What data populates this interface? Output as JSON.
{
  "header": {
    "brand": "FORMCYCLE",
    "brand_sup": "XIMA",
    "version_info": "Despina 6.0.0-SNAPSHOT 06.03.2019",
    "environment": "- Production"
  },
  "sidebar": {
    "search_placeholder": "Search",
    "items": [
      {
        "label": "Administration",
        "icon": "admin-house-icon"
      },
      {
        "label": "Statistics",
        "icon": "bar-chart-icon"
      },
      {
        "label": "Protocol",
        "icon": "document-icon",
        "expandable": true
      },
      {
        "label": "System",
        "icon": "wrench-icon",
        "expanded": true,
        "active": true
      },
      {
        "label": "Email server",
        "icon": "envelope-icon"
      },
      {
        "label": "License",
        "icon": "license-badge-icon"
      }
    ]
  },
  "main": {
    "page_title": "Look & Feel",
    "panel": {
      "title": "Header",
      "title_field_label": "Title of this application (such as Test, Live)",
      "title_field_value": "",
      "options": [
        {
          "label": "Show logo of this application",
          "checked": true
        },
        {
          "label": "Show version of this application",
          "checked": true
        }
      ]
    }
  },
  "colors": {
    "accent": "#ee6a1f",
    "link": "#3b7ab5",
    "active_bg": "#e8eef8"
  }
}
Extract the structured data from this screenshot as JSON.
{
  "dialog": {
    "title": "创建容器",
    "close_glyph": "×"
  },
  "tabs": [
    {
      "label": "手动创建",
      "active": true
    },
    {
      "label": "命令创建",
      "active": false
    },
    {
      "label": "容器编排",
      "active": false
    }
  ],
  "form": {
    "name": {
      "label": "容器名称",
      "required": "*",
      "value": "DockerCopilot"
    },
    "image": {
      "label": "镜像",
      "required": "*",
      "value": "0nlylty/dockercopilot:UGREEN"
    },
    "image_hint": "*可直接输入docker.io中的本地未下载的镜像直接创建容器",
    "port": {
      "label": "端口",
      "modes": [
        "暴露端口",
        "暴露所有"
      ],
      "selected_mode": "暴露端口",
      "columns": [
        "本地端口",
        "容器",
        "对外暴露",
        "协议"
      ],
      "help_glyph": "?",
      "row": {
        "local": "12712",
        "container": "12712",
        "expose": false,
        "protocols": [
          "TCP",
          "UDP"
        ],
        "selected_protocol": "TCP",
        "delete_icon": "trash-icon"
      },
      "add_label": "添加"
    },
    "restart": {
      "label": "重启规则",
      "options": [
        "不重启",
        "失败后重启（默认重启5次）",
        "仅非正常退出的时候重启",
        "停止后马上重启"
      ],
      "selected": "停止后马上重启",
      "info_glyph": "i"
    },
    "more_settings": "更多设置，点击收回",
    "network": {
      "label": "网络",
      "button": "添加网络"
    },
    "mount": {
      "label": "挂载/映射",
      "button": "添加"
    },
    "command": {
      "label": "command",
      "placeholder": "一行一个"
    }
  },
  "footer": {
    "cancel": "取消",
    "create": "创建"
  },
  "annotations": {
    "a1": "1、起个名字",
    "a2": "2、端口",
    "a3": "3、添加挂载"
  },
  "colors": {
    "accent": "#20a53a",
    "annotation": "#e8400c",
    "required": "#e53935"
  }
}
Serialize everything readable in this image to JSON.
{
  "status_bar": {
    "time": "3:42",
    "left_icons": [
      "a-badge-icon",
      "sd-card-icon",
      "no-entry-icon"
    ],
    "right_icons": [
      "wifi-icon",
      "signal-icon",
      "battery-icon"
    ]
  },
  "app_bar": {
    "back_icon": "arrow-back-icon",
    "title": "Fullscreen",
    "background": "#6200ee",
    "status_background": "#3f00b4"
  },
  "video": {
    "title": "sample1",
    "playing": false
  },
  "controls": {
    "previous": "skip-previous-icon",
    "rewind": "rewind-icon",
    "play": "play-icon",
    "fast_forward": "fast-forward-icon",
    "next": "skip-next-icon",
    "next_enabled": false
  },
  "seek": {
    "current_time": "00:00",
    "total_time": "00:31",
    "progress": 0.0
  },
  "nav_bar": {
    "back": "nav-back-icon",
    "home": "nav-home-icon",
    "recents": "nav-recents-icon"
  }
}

■ Problem details ■
Write out every entry again exactly, please, with nothing missing.

■ Solved exercise ■
What data populates this interface? Output as JSON.
{
  "header": {
    "brand": "FORMCYCLE",
    "brand_sup": "XIMA",
    "version_info": "Despina 6.0.0-SNAPSHOT 06.03.2019",
    "environment": "- Production"
  },
  "sidebar": {
    "search_placeholder": "Search",
    "items": [
      {
        "label": "Administration",
        "icon": "admin-house-icon"
      },
      {
        "label": "Statistics",
        "icon": "bar-chart-icon"
      },
      {
        "label": "Protocol",
        "icon": "document-icon",
        "expandable": true
      },
      {
        "label": "System",
        "icon": "wrench-icon",
        "expanded": true,
        "active": true
      },
      {
        "label": "Email server",
        "icon": "envelope-icon"
      },
      {
        "label": "License",
        "icon": "license-badge-icon"
      }
    ]
  },
  "main": {
    "page_title": "Look & Feel",
    "panel": {
      "title": "Header",
      "title_field_label": "Title of this application (such as Test, Live)",
      "title_field_value": "",
      "options": [
        {
          "label": "Show logo of this application",
          "checked": true
        },
        {
          "label": "Show version of this application",
          "checked": true
        }
      ]
    }
  },
  "colors": {
    "accent": "#ee6a1f",
    "link": "#3b7ab5",
    "active_bg": "#e8eef8"
  }
}
Extract the structured data from this screenshot as JSON.
{
  "dialog": {
    "title": "创建容器",
    "close_glyph": "×"
  },
  "tabs": [
    {
      "label": "手动创建",
      "active": true
    },
    {
      "label": "命令创建",
      "active": false
    },
    {
      "label": "容器编排",
      "active": false
    }
  ],
  "form": {
    "name": {
      "label": "容器名称",
      "required": "*",
      "value": "DockerCopilot"
    },
    "image": {
      "label": "镜像",
      "required": "*",
      "value": "0nlylty/dockercopilot:UGREEN"
    },
    "image_hint": "*可直接输入docker.io中的本地未下载的镜像直接创建容器",
    "port": {
      "label": "端口",
      "modes": [
        "暴露端口",
        "暴露所有"
      ],
      "selected_mode": "暴露端口",
      "columns": [
        "本地端口",
        "容器",
        "对外暴露",
        "协议"
      ],
      "help_glyph": "?",
      "row": {
        "local": "12712",
        "container": "12712",
        "expose": false,
        "protocols": [
          "TCP",
          "UDP"
        ],
        "selected_protocol": "TCP",
        "delete_icon": "trash-icon"
      },
      "add_label": "添加"
    },
    "restart": {
      "label": "重启规则",
      "options": [
        "不重启",
        "失败后重启（默认重启5次）",
        "仅非正常退出的时候重启",
        "停止后马上重启"
      ],
      "selected": "停止后马上重启",
      "info_glyph": "i"
    },
    "more_settings": "更多设置，点击收回",
    "network": {
      "label": "网络",
      "button": "添加网络"
    },
    "mount": {
      "label": "挂载/映射",
      "button": "添加"
    },
    "command": {
      "label": "command",
      "placeholder": "一行一个"
    }
  },
  "footer": {
    "cancel": "取消",
    "create": "创建"
  },
  "annotations": {
    "a1": "1、起个名字",
    "a2": "2、端口",
    "a3": "3、添加挂载"
  },
  "colors": {
    "accent": "#20a53a",
    "annotation": "#e8400c",
    "required": "#e53935"
  }
}
Serialize everything readable in this image to JSON.
{
  "status_bar": {
    "time": "3:42",
    "left_icons": [
      "a-badge-icon",
      "sd-card-icon",
      "no-entry-icon"
    ],
    "right_icons": [
      "wifi-icon",
      "signal-icon",
      "battery-icon"
    ]
  },
  "app_bar": {
    "back_icon": "arrow-back-icon",
    "title": "Fullscreen",
    "background": "#6200ee",
    "status_background": "#3f00b4"
  },
  "video": {
    "title": "sample1",
    "playing": false
  },
  "controls": {
    "previous": "skip-previous-icon",
    "rewind": "rewind-icon",
    "play": "play-icon",
    "fast_forward": "fast-forward-icon",
    "next": "skip-next-icon",
    "next_enabled": false
  },
  "seek": {
    "current_time": "00:00",
    "total_time": "00:31",
    "progress": 0.0
  },
  "nav_bar": {
    "back": "nav-back-icon",
    "home": "nav-home-icon",
    "recents": "nav-recents-icon"
  }
}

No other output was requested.